Stored entries
[Start]
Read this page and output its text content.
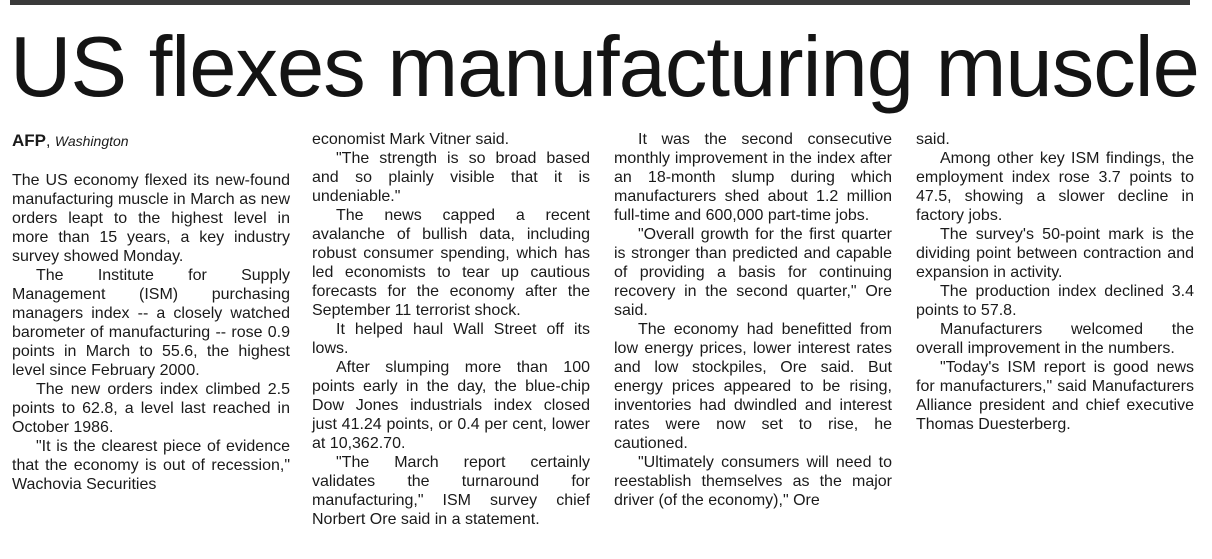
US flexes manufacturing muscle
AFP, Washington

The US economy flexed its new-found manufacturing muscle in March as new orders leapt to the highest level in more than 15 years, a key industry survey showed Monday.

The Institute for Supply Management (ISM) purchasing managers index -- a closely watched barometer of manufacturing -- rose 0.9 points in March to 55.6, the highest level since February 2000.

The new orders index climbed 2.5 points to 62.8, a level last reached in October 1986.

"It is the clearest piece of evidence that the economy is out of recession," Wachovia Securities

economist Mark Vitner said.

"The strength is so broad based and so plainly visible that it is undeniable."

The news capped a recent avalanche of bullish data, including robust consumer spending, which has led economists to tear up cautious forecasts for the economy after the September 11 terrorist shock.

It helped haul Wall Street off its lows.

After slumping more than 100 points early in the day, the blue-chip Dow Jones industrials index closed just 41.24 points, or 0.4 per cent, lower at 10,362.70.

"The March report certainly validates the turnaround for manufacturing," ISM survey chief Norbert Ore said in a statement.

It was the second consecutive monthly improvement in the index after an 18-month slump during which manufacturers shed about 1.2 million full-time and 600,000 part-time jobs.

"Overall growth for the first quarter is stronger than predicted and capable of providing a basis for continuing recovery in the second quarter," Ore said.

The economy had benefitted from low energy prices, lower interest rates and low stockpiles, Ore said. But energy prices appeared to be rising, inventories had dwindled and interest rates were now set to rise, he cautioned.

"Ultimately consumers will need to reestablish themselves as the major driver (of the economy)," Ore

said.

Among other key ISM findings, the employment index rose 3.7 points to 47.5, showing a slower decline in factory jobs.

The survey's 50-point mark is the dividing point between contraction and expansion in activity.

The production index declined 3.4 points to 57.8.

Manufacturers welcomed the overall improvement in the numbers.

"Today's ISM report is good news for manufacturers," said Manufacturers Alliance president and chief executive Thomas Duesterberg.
[End]
Write the listing above out again exactly, dropping each image.

The result
Read this page and output its text content.
US flexes manufacturing muscle
AFP, Washington

The US economy flexed its new-found manufacturing muscle in March as new orders leapt to the highest level in more than 15 years, a key industry survey showed Monday.

The Institute for Supply Management (ISM) purchasing managers index -- a closely watched barometer of manufacturing -- rose 0.9 points in March to 55.6, the highest level since February 2000.

The new orders index climbed 2.5 points to 62.8, a level last reached in October 1986.

"It is the clearest piece of evidence that the economy is out of recession," Wachovia Securities

economist Mark Vitner said.

"The strength is so broad based and so plainly visible that it is undeniable."

The news capped a recent avalanche of bullish data, including robust consumer spending, which has led economists to tear up cautious forecasts for the economy after the September 11 terrorist shock.

It helped haul Wall Street off its lows.

After slumping more than 100 points early in the day, the blue-chip Dow Jones industrials index closed just 41.24 points, or 0.4 per cent, lower at 10,362.70.

"The March report certainly validates the turnaround for manufacturing," ISM survey chief Norbert Ore said in a statement.

It was the second consecutive monthly improvement in the index after an 18-month slump during which manufacturers shed about 1.2 million full-time and 600,000 part-time jobs.

"Overall growth for the first quarter is stronger than predicted and capable of providing a basis for continuing recovery in the second quarter," Ore said.

The economy had benefitted from low energy prices, lower interest rates and low stockpiles, Ore said. But energy prices appeared to be rising, inventories had dwindled and interest rates were now set to rise, he cautioned.

"Ultimately consumers will need to reestablish themselves as the major driver (of the economy)," Ore

said.

Among other key ISM findings, the employment index rose 3.7 points to 47.5, showing a slower decline in factory jobs.

The survey's 50-point mark is the dividing point between contraction and expansion in activity.

The production index declined 3.4 points to 57.8.

Manufacturers welcomed the overall improvement in the numbers.

"Today's ISM report is good news for manufacturers," said Manufacturers Alliance president and chief executive Thomas Duesterberg.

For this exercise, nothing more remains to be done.